Records from a data source:

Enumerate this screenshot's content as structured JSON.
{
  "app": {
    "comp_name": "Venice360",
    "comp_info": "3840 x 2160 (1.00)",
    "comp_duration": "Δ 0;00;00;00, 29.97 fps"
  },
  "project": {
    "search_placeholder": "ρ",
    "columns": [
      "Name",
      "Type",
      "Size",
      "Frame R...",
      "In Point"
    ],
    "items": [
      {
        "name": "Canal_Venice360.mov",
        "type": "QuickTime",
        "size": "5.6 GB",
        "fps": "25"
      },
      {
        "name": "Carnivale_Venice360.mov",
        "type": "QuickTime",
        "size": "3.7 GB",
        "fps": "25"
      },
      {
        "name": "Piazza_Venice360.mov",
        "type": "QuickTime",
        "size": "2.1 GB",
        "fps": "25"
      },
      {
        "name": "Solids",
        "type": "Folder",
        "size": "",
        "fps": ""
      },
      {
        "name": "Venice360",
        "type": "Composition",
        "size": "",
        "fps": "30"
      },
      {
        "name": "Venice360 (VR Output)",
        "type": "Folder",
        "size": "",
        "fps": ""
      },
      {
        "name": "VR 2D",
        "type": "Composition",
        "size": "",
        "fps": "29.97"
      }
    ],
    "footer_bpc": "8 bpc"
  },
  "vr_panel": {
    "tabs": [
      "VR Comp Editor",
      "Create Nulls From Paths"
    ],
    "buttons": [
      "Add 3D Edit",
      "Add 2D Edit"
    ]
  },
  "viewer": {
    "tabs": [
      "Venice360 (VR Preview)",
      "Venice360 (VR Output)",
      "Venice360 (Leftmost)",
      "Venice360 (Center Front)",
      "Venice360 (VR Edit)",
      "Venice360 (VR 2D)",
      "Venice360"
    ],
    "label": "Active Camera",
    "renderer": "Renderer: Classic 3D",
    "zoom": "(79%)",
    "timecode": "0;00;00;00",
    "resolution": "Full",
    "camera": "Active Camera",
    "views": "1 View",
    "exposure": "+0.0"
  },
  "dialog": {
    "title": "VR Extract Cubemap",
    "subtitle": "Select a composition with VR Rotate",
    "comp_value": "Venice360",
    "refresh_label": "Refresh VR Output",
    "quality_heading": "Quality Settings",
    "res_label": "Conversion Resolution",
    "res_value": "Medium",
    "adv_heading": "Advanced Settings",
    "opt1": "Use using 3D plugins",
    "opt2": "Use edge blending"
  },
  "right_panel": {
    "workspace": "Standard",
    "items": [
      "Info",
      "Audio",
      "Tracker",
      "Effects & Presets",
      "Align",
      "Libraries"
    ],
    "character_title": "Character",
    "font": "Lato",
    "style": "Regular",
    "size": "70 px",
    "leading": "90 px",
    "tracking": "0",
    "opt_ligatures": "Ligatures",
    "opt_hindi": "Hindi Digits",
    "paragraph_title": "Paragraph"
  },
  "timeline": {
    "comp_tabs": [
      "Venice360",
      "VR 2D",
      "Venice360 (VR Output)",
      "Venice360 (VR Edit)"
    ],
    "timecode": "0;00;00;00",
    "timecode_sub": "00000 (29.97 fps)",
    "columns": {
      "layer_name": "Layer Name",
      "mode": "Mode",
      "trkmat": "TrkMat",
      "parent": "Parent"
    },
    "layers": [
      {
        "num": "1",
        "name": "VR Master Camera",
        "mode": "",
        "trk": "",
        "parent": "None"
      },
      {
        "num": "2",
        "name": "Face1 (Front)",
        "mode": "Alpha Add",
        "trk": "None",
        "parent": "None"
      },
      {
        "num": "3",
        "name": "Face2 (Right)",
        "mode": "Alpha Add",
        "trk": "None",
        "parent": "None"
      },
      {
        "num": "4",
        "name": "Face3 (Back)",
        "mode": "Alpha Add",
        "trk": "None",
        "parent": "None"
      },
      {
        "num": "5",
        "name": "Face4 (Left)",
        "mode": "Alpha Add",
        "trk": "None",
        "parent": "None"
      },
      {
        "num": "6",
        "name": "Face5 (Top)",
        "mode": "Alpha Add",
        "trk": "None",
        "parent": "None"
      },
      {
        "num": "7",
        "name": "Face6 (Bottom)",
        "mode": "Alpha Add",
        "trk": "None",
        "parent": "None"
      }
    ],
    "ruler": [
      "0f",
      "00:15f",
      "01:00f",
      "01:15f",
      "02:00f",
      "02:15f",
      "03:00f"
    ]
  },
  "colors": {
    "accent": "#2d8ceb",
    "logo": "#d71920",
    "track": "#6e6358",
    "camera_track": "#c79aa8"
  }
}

REQUEST: Exact output of every entry is required.

SOLUTION BELOW:
Enumerate this screenshot's content as structured JSON.
{
  "app": {
    "comp_name": "Venice360",
    "comp_info": "3840 x 2160 (1.00)",
    "comp_duration": "Δ 0;00;00;00, 29.97 fps"
  },
  "project": {
    "search_placeholder": "ρ",
    "columns": [
      "Name",
      "Type",
      "Size",
      "Frame R...",
      "In Point"
    ],
    "items": [
      {
        "name": "Canal_Venice360.mov",
        "type": "QuickTime",
        "size": "5.6 GB",
        "fps": "25"
      },
      {
        "name": "Carnivale_Venice360.mov",
        "type": "QuickTime",
        "size": "3.7 GB",
        "fps": "25"
      },
      {
        "name": "Piazza_Venice360.mov",
        "type": "QuickTime",
        "size": "2.1 GB",
        "fps": "25"
      },
      {
        "name": "Solids",
        "type": "Folder",
        "size": "",
        "fps": ""
      },
      {
        "name": "Venice360",
        "type": "Composition",
        "size": "",
        "fps": "30"
      },
      {
        "name": "Venice360 (VR Output)",
        "type": "Folder",
        "size": "",
        "fps": ""
      },
      {
        "name": "VR 2D",
        "type": "Composition",
        "size": "",
        "fps": "29.97"
      }
    ],
    "footer_bpc": "8 bpc"
  },
  "vr_panel": {
    "tabs": [
      "VR Comp Editor",
      "Create Nulls From Paths"
    ],
    "buttons": [
      "Add 3D Edit",
      "Add 2D Edit"
    ]
  },
  "viewer": {
    "tabs": [
      "Venice360 (VR Preview)",
      "Venice360 (VR Output)",
      "Venice360 (Leftmost)",
      "Venice360 (Center Front)",
      "Venice360 (VR Edit)",
      "Venice360 (VR 2D)",
      "Venice360"
    ],
    "label": "Active Camera",
    "renderer": "Renderer: Classic 3D",
    "zoom": "(79%)",
    "timecode": "0;00;00;00",
    "resolution": "Full",
    "camera": "Active Camera",
    "views": "1 View",
    "exposure": "+0.0"
  },
  "dialog": {
    "title": "VR Extract Cubemap",
    "subtitle": "Select a composition with VR Rotate",
    "comp_value": "Venice360",
    "refresh_label": "Refresh VR Output",
    "quality_heading": "Quality Settings",
    "res_label": "Conversion Resolution",
    "res_value": "Medium",
    "adv_heading": "Advanced Settings",
    "opt1": "Use using 3D plugins",
    "opt2": "Use edge blending"
  },
  "right_panel": {
    "workspace": "Standard",
    "items": [
      "Info",
      "Audio",
      "Tracker",
      "Effects & Presets",
      "Align",
      "Libraries"
    ],
    "character_title": "Character",
    "font": "Lato",
    "style": "Regular",
    "size": "70 px",
    "leading": "90 px",
    "tracking": "0",
    "opt_ligatures": "Ligatures",
    "opt_hindi": "Hindi Digits",
    "paragraph_title": "Paragraph"
  },
  "timeline": {
    "comp_tabs": [
      "Venice360",
      "VR 2D",
      "Venice360 (VR Output)",
      "Venice360 (VR Edit)"
    ],
    "timecode": "0;00;00;00",
    "timecode_sub": "00000 (29.97 fps)",
    "columns": {
      "layer_name": "Layer Name",
      "mode": "Mode",
      "trkmat": "TrkMat",
      "parent": "Parent"
    },
    "layers": [
      {
        "num": "1",
        "name": "VR Master Camera",
        "mode": "",
        "trk": "",
        "parent": "None"
      },
      {
        "num": "2",
        "name": "Face1 (Front)",
        "mode": "Alpha Add",
        "trk": "None",
        "parent": "None"
      },
      {
        "num": "3",
        "name": "Face2 (Right)",
        "mode": "Alpha Add",
        "trk": "None",
        "parent": "None"
      },
      {
        "num": "4",
        "name": "Face3 (Back)",
        "mode": "Alpha Add",
        "trk": "None",
        "parent": "None"
      },
      {
        "num": "5",
        "name": "Face4 (Left)",
        "mode": "Alpha Add",
        "trk": "None",
        "parent": "None"
      },
      {
        "num": "6",
        "name": "Face5 (Top)",
        "mode": "Alpha Add",
        "trk": "None",
        "parent": "None"
      },
      {
        "num": "7",
        "name": "Face6 (Bottom)",
        "mode": "Alpha Add",
        "trk": "None",
        "parent": "None"
      }
    ],
    "ruler": [
      "0f",
      "00:15f",
      "01:00f",
      "01:15f",
      "02:00f",
      "02:15f",
      "03:00f"
    ]
  },
  "colors": {
    "accent": "#2d8ceb",
    "logo": "#d71920",
    "track": "#6e6358",
    "camera_track": "#c79aa8"
  }
}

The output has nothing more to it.